Task to complete
Output the material beneath exactly, leaving nothing out.
-- begin --
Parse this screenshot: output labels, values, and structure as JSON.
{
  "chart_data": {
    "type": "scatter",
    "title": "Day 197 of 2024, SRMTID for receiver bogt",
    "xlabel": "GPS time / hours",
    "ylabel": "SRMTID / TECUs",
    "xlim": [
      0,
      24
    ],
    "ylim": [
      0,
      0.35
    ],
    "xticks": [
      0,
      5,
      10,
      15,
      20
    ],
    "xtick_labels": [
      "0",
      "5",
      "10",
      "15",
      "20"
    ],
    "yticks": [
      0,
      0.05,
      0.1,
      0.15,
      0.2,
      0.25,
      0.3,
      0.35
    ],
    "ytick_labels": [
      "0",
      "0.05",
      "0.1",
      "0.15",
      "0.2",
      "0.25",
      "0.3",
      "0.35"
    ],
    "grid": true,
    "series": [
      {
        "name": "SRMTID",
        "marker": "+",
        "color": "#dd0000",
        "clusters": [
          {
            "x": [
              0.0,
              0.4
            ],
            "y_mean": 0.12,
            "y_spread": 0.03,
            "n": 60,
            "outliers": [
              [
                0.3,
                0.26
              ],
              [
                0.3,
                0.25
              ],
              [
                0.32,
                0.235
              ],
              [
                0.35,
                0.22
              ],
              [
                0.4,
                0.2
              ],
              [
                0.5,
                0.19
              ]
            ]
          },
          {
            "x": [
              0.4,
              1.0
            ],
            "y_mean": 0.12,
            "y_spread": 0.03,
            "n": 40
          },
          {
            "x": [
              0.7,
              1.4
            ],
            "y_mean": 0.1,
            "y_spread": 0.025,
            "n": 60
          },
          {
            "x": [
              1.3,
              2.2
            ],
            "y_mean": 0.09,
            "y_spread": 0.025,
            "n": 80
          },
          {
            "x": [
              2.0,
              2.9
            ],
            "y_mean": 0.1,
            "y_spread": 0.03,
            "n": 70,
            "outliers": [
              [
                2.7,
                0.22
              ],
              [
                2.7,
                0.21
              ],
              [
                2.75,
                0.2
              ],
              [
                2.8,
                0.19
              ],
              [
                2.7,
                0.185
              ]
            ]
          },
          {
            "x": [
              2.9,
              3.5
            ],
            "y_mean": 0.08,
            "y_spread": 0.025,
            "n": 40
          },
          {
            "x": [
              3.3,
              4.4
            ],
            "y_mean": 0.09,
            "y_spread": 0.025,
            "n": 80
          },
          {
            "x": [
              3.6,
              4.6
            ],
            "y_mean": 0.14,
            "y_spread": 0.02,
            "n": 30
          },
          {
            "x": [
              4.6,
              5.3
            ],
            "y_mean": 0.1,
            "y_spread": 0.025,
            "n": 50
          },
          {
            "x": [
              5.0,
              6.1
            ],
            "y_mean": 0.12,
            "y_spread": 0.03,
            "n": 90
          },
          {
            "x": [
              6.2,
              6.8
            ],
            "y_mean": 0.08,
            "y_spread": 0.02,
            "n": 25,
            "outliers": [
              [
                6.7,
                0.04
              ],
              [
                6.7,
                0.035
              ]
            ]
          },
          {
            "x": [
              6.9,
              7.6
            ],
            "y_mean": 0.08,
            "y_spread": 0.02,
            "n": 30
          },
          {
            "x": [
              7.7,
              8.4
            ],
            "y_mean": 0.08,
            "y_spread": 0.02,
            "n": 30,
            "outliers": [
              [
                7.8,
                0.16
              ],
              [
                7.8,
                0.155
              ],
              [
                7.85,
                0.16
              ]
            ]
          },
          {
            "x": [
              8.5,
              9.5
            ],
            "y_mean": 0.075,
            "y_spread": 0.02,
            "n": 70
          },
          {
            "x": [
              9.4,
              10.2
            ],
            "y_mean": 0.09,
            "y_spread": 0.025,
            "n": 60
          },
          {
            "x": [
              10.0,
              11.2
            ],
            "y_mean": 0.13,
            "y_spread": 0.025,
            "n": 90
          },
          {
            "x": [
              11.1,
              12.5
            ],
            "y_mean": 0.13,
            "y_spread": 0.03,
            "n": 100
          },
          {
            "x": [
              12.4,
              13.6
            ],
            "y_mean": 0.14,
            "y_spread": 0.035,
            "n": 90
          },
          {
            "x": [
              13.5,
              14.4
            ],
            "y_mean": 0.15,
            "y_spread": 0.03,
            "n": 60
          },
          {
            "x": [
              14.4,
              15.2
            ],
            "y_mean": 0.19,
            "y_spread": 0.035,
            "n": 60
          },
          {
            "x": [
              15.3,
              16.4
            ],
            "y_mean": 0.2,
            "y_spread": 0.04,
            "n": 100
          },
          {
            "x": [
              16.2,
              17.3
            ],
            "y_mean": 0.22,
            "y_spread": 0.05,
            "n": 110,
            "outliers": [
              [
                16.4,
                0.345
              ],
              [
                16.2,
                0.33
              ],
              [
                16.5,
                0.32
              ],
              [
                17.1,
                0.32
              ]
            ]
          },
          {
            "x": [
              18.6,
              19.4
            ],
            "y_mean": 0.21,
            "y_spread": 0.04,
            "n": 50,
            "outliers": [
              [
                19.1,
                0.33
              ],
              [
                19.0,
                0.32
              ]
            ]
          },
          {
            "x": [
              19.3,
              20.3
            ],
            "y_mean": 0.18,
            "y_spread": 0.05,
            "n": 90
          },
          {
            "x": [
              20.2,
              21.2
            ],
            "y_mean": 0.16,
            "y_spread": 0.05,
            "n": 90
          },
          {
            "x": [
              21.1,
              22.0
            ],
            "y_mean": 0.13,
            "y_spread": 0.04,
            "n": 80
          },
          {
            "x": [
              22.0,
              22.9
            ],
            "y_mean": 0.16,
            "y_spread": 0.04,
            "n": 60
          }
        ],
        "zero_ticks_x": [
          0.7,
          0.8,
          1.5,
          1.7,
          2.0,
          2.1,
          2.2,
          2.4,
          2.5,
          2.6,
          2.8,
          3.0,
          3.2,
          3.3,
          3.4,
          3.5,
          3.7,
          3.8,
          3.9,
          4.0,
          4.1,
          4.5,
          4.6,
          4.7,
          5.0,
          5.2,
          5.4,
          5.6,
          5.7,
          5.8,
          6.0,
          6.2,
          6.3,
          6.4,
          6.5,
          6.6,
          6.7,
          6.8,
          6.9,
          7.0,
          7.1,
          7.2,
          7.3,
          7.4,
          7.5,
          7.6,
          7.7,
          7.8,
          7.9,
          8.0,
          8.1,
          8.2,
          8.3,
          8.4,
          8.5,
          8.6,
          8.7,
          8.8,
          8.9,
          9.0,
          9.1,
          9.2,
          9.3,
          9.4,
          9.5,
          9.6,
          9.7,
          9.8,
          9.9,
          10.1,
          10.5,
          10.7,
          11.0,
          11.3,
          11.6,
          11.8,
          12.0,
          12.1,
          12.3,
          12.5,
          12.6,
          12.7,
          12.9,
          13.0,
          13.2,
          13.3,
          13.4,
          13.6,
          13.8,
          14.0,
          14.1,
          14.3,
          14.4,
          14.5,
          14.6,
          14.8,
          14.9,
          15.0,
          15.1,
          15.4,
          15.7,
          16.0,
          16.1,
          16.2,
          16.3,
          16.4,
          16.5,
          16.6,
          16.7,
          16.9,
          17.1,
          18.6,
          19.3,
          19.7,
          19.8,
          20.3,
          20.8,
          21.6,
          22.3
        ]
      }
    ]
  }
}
-- end --
Answer to this exercise
Parse this screenshot: output labels, values, and structure as JSON.
{
  "chart_data": {
    "type": "scatter",
    "title": "Day 197 of 2024, SRMTID for receiver bogt",
    "xlabel": "GPS time / hours",
    "ylabel": "SRMTID / TECUs",
    "xlim": [
      0,
      24
    ],
    "ylim": [
      0,
      0.35
    ],
    "xticks": [
      0,
      5,
      10,
      15,
      20
    ],
    "xtick_labels": [
      "0",
      "5",
      "10",
      "15",
      "20"
    ],
    "yticks": [
      0,
      0.05,
      0.1,
      0.15,
      0.2,
      0.25,
      0.3,
      0.35
    ],
    "ytick_labels": [
      "0",
      "0.05",
      "0.1",
      "0.15",
      "0.2",
      "0.25",
      "0.3",
      "0.35"
    ],
    "grid": true,
    "series": [
      {
        "name": "SRMTID",
        "marker": "+",
        "color": "#dd0000",
        "clusters": [
          {
            "x": [
              0.0,
              0.4
            ],
            "y_mean": 0.12,
            "y_spread": 0.03,
            "n": 60,
            "outliers": [
              [
                0.3,
                0.26
              ],
              [
                0.3,
                0.25
              ],
              [
                0.32,
                0.235
              ],
              [
                0.35,
                0.22
              ],
              [
                0.4,
                0.2
              ],
              [
                0.5,
                0.19
              ]
            ]
          },
          {
            "x": [
              0.4,
              1.0
            ],
            "y_mean": 0.12,
            "y_spread": 0.03,
            "n": 40
          },
          {
            "x": [
              0.7,
              1.4
            ],
            "y_mean": 0.1,
            "y_spread": 0.025,
            "n": 60
          },
          {
            "x": [
              1.3,
              2.2
            ],
            "y_mean": 0.09,
            "y_spread": 0.025,
            "n": 80
          },
          {
            "x": [
              2.0,
              2.9
            ],
            "y_mean": 0.1,
            "y_spread": 0.03,
            "n": 70,
            "outliers": [
              [
                2.7,
                0.22
              ],
              [
                2.7,
                0.21
              ],
              [
                2.75,
                0.2
              ],
              [
                2.8,
                0.19
              ],
              [
                2.7,
                0.185
              ]
            ]
          },
          {
            "x": [
              2.9,
              3.5
            ],
            "y_mean": 0.08,
            "y_spread": 0.025,
            "n": 40
          },
          {
            "x": [
              3.3,
              4.4
            ],
            "y_mean": 0.09,
            "y_spread": 0.025,
            "n": 80
          },
          {
            "x": [
              3.6,
              4.6
            ],
            "y_mean": 0.14,
            "y_spread": 0.02,
            "n": 30
          },
          {
            "x": [
              4.6,
              5.3
            ],
            "y_mean": 0.1,
            "y_spread": 0.025,
            "n": 50
          },
          {
            "x": [
              5.0,
              6.1
            ],
            "y_mean": 0.12,
            "y_spread": 0.03,
            "n": 90
          },
          {
            "x": [
              6.2,
              6.8
            ],
            "y_mean": 0.08,
            "y_spread": 0.02,
            "n": 25,
            "outliers": [
              [
                6.7,
                0.04
              ],
              [
                6.7,
                0.035
              ]
            ]
          },
          {
            "x": [
              6.9,
              7.6
            ],
            "y_mean": 0.08,
            "y_spread": 0.02,
            "n": 30
          },
          {
            "x": [
              7.7,
              8.4
            ],
            "y_mean": 0.08,
            "y_spread": 0.02,
            "n": 30,
            "outliers": [
              [
                7.8,
                0.16
              ],
              [
                7.8,
                0.155
              ],
              [
                7.85,
                0.16
              ]
            ]
          },
          {
            "x": [
              8.5,
              9.5
            ],
            "y_mean": 0.075,
            "y_spread": 0.02,
            "n": 70
          },
          {
            "x": [
              9.4,
              10.2
            ],
            "y_mean": 0.09,
            "y_spread": 0.025,
            "n": 60
          },
          {
            "x": [
              10.0,
              11.2
            ],
            "y_mean": 0.13,
            "y_spread": 0.025,
            "n": 90
          },
          {
            "x": [
              11.1,
              12.5
            ],
            "y_mean": 0.13,
            "y_spread": 0.03,
            "n": 100
          },
          {
            "x": [
              12.4,
              13.6
            ],
            "y_mean": 0.14,
            "y_spread": 0.035,
            "n": 90
          },
          {
            "x": [
              13.5,
              14.4
            ],
            "y_mean": 0.15,
            "y_spread": 0.03,
            "n": 60
          },
          {
            "x": [
              14.4,
              15.2
            ],
            "y_mean": 0.19,
            "y_spread": 0.035,
            "n": 60
          },
          {
            "x": [
              15.3,
              16.4
            ],
            "y_mean": 0.2,
            "y_spread": 0.04,
            "n": 100
          },
          {
            "x": [
              16.2,
              17.3
            ],
            "y_mean": 0.22,
            "y_spread": 0.05,
            "n": 110,
            "outliers": [
              [
                16.4,
                0.345
              ],
              [
                16.2,
                0.33
              ],
              [
                16.5,
                0.32
              ],
              [
                17.1,
                0.32
              ]
            ]
          },
          {
            "x": [
              18.6,
              19.4
            ],
            "y_mean": 0.21,
            "y_spread": 0.04,
            "n": 50,
            "outliers": [
              [
                19.1,
                0.33
              ],
              [
                19.0,
                0.32
              ]
            ]
          },
          {
            "x": [
              19.3,
              20.3
            ],
            "y_mean": 0.18,
            "y_spread": 0.05,
            "n": 90
          },
          {
            "x": [
              20.2,
              21.2
            ],
            "y_mean": 0.16,
            "y_spread": 0.05,
            "n": 90
          },
          {
            "x": [
              21.1,
              22.0
            ],
            "y_mean": 0.13,
            "y_spread": 0.04,
            "n": 80
          },
          {
            "x": [
              22.0,
              22.9
            ],
            "y_mean": 0.16,
            "y_spread": 0.04,
            "n": 60
          }
        ],
        "zero_ticks_x": [
          0.7,
          0.8,
          1.5,
          1.7,
          2.0,
          2.1,
          2.2,
          2.4,
          2.5,
          2.6,
          2.8,
          3.0,
          3.2,
          3.3,
          3.4,
          3.5,
          3.7,
          3.8,
          3.9,
          4.0,
          4.1,
          4.5,
          4.6,
          4.7,
          5.0,
          5.2,
          5.4,
          5.6,
          5.7,
          5.8,
          6.0,
          6.2,
          6.3,
          6.4,
          6.5,
          6.6,
          6.7,
          6.8,
          6.9,
          7.0,
          7.1,
          7.2,
          7.3,
          7.4,
          7.5,
          7.6,
          7.7,
          7.8,
          7.9,
          8.0,
          8.1,
          8.2,
          8.3,
          8.4,
          8.5,
          8.6,
          8.7,
          8.8,
          8.9,
          9.0,
          9.1,
          9.2,
          9.3,
          9.4,
          9.5,
          9.6,
          9.7,
          9.8,
          9.9,
          10.1,
          10.5,
          10.7,
          11.0,
          11.3,
          11.6,
          11.8,
          12.0,
          12.1,
          12.3,
          12.5,
          12.6,
          12.7,
          12.9,
          13.0,
          13.2,
          13.3,
          13.4,
          13.6,
          13.8,
          14.0,
          14.1,
          14.3,
          14.4,
          14.5,
          14.6,
          14.8,
          14.9,
          15.0,
          15.1,
          15.4,
          15.7,
          16.0,
          16.1,
          16.2,
          16.3,
          16.4,
          16.5,
          16.6,
          16.7,
          16.9,
          17.1,
          18.6,
          19.3,
          19.7,
          19.8,
          20.3,
          20.8,
          21.6,
          22.3
        ]
      }
    ]
  }
}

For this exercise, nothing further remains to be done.